* [EXERCISE]
Output the full material exactly as it appears here.
════════
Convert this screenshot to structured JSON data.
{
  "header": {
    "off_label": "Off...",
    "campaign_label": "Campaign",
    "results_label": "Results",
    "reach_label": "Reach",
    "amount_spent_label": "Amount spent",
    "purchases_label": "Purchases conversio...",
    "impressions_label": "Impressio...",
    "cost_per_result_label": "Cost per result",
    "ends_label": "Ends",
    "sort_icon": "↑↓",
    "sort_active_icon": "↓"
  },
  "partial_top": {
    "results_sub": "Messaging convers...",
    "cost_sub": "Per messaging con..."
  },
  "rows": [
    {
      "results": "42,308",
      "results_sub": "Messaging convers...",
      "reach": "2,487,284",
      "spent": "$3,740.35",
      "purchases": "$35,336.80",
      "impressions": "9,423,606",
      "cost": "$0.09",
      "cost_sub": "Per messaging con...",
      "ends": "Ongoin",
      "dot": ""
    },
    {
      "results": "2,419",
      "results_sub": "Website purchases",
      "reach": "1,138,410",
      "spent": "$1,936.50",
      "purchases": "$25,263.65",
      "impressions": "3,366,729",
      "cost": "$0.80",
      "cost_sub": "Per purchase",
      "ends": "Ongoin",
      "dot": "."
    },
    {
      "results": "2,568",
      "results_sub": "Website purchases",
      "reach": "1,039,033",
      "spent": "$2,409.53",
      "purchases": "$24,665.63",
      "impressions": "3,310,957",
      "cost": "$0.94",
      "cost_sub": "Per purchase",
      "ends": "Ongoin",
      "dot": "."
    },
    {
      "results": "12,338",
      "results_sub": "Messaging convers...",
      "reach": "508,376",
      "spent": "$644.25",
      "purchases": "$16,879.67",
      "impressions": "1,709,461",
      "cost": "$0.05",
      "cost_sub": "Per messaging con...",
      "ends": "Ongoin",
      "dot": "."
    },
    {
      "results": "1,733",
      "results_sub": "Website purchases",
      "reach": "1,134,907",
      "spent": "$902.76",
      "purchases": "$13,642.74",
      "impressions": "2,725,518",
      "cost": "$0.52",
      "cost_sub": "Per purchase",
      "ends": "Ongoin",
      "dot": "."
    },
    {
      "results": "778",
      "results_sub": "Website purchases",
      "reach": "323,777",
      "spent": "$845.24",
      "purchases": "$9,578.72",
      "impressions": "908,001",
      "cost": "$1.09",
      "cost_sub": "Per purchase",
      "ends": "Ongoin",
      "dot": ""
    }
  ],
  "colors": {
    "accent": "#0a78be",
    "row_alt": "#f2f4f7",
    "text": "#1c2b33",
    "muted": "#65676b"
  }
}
════════
* [TASK RESULT]
Convert this screenshot to structured JSON data.
{
  "header": {
    "off_label": "Off...",
    "campaign_label": "Campaign",
    "results_label": "Results",
    "reach_label": "Reach",
    "amount_spent_label": "Amount spent",
    "purchases_label": "Purchases conversio...",
    "impressions_label": "Impressio...",
    "cost_per_result_label": "Cost per result",
    "ends_label": "Ends",
    "sort_icon": "↑↓",
    "sort_active_icon": "↓"
  },
  "partial_top": {
    "results_sub": "Messaging convers...",
    "cost_sub": "Per messaging con..."
  },
  "rows": [
    {
      "results": "42,308",
      "results_sub": "Messaging convers...",
      "reach": "2,487,284",
      "spent": "$3,740.35",
      "purchases": "$35,336.80",
      "impressions": "9,423,606",
      "cost": "$0.09",
      "cost_sub": "Per messaging con...",
      "ends": "Ongoin",
      "dot": ""
    },
    {
      "results": "2,419",
      "results_sub": "Website purchases",
      "reach": "1,138,410",
      "spent": "$1,936.50",
      "purchases": "$25,263.65",
      "impressions": "3,366,729",
      "cost": "$0.80",
      "cost_sub": "Per purchase",
      "ends": "Ongoin",
      "dot": "."
    },
    {
      "results": "2,568",
      "results_sub": "Website purchases",
      "reach": "1,039,033",
      "spent": "$2,409.53",
      "purchases": "$24,665.63",
      "impressions": "3,310,957",
      "cost": "$0.94",
      "cost_sub": "Per purchase",
      "ends": "Ongoin",
      "dot": "."
    },
    {
      "results": "12,338",
      "results_sub": "Messaging convers...",
      "reach": "508,376",
      "spent": "$644.25",
      "purchases": "$16,879.67",
      "impressions": "1,709,461",
      "cost": "$0.05",
      "cost_sub": "Per messaging con...",
      "ends": "Ongoin",
      "dot": "."
    },
    {
      "results": "1,733",
      "results_sub": "Website purchases",
      "reach": "1,134,907",
      "spent": "$902.76",
      "purchases": "$13,642.74",
      "impressions": "2,725,518",
      "cost": "$0.52",
      "cost_sub": "Per purchase",
      "ends": "Ongoin",
      "dot": "."
    },
    {
      "results": "778",
      "results_sub": "Website purchases",
      "reach": "323,777",
      "spent": "$845.24",
      "purchases": "$9,578.72",
      "impressions": "908,001",
      "cost": "$1.09",
      "cost_sub": "Per purchase",
      "ends": "Ongoin",
      "dot": ""
    }
  ],
  "colors": {
    "accent": "#0a78be",
    "row_alt": "#f2f4f7",
    "text": "#1c2b33",
    "muted": "#65676b"
  }
}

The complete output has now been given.